Rossellini, o grande aventureiro, o grande inventor de formas e um dos homens livres do século XX. Dele exibir-se-ão duas obras durante este ciclo de Outubro, sendo a primeira Alemanha, Ano Zero, último volume da famosa trilogia da Guerra e a nossa próxima sessão na blackbox do GNRation.
Num mesa redonda publicada na revista Cinéfilo, em 1973, e quando se começa a falar de Alemanha, João César Monteiro diz que "eu queria, antes de mais, mencionar uma história que o Rossellini conta acerca da sua chegada a Berlim, pouco antes de iniciar a realização do filme. Os escombros da cidade estavam mergulhados numa luz uniforme e cinzenta, numa aparência desoladora, portanto, e o único sinal de cor era fornecido por um longínquo ponto amarelado que os olhos de Rossellini detectaram, de pronto. O tipo sentiu-se atraído por essa nota insólita no décor e verificou que se tratava de um enorme cubo de pedra, no cimo do qual se lia a seguinte inscrição: Bazar Israel. Era um marco da reconstrução. Graças a esta presença, Rossellini descobre repentinamente o filme que era preciso fazer. É evidente que, ao contar esta história, Rossellini propagandeia um superinstinto que enche um espírito céptico, como o meu, das mais sombrias desconfianças, até porque eu não acredito que essa espécie de veni, vidi, vinci, face ao cinema, possa normalmente dar resultados muito satisfatórios. Sucede que, como o resultado é, neste filme, surpreendente, a minha perplexidade me deixa um pouco boquiaberto e sem norte."

════════════════════

## Conjunto de tarefas
1) Reproduza todo o trecho do texto sobre Rossellini que vai desde "Rossellini, o grande" até "blackbox do GNRation.".
2) No texto sobre Rossellini, que inscrição se lia no cimo do enorme cubo de pedra avistado em Berlim?
A listagem não tem qualquer papel nesta parte.

## Dados fornecidos

════════════════════

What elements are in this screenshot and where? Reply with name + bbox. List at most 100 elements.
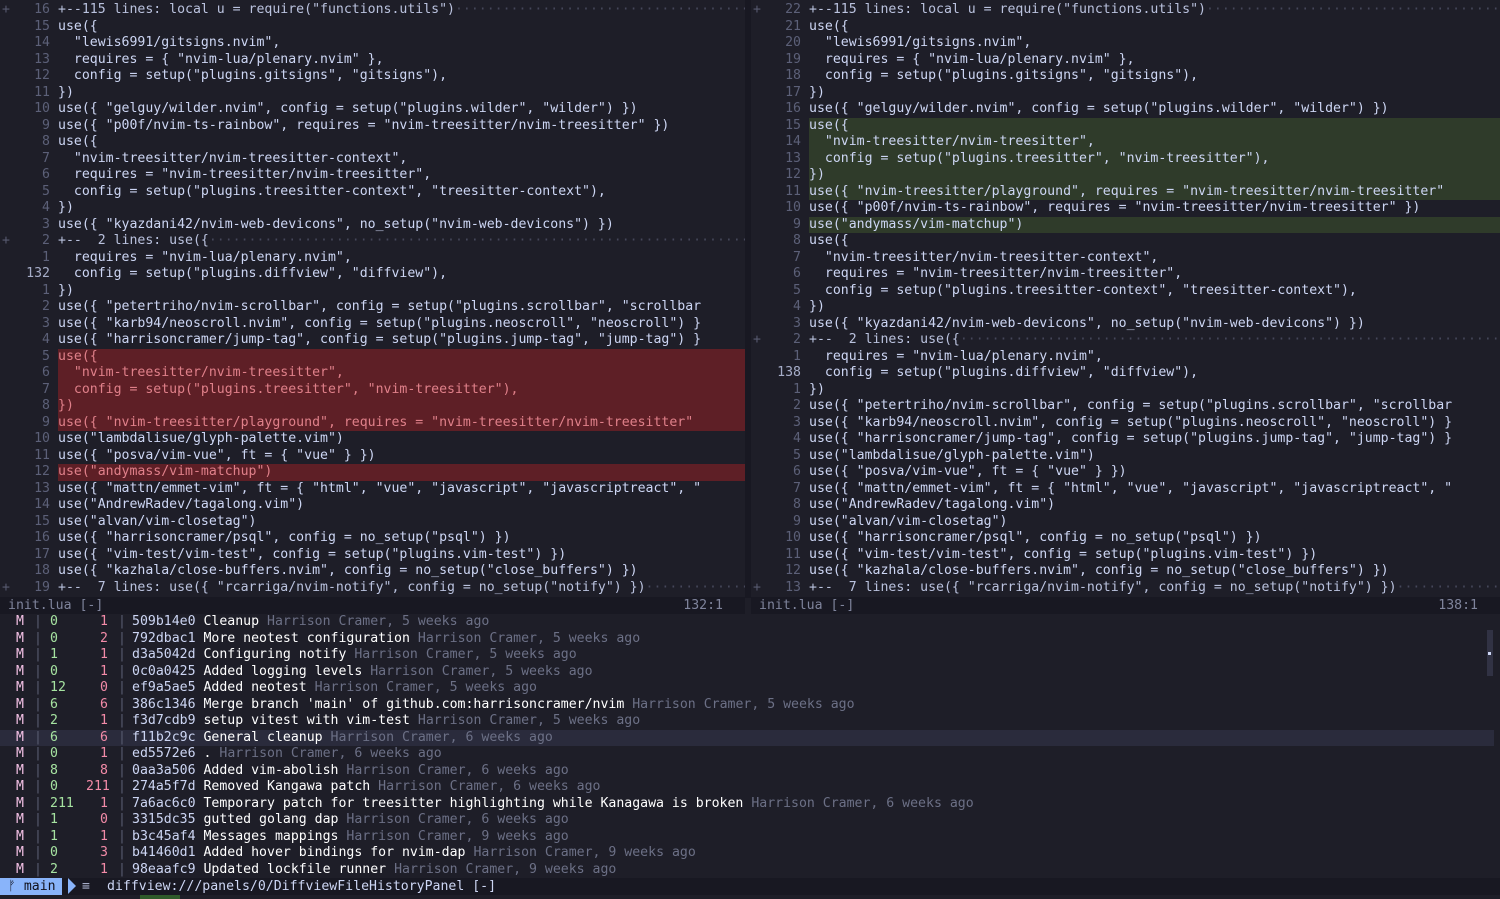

════════════════════

## Respostas apresentadas
1)
Rossellini, o grande aventureiro, o grande inventor de formas e um dos homens livres do século XX. Dele exibir-se-ão duas obras durante este ciclo de Outubro, sendo a primeira Alemanha, Ano Zero, último volume da famosa trilogia da Guerra e a nossa próxima sessão na blackbox do GNRation.

2) Lia-se a inscrição "Bazar Israel".